*PROBLEM DETAILS*.
Find the lines holding the word "body" and collect them.

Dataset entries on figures
·····
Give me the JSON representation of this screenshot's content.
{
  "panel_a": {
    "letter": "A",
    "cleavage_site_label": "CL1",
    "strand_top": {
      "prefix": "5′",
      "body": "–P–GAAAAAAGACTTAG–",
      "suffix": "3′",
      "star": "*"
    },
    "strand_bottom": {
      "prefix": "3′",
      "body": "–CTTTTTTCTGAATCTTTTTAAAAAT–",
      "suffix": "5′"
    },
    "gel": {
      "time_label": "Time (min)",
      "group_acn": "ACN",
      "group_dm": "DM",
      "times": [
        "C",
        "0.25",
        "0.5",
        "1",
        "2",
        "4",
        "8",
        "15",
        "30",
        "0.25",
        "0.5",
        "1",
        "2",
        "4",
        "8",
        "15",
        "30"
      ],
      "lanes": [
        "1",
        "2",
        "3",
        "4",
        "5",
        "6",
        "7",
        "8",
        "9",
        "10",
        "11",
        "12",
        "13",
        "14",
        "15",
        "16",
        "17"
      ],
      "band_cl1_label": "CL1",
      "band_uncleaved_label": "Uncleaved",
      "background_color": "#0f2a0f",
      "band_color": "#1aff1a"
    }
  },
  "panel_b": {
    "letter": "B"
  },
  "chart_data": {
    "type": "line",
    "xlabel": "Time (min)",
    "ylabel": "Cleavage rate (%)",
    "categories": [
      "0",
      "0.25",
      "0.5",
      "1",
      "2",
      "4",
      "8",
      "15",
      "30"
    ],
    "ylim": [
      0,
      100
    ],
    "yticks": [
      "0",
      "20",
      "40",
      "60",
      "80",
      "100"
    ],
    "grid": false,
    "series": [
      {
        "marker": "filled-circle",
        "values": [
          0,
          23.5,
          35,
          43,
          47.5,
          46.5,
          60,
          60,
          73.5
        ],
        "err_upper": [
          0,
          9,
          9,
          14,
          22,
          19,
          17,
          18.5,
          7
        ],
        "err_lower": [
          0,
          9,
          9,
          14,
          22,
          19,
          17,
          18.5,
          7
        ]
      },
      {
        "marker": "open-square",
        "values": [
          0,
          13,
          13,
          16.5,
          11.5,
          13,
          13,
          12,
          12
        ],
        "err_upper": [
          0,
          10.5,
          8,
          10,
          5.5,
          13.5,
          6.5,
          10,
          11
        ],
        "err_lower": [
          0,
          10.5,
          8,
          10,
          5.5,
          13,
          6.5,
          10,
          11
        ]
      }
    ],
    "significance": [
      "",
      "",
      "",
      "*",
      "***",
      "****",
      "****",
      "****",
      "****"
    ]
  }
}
·····
*ANSWER TO THIS PROBLEM*.
      "body": "–P–GAAAAAAGACTTAG–",
      "body": "–CTTTTTTCTGAATCTTTTTAAAAAT–",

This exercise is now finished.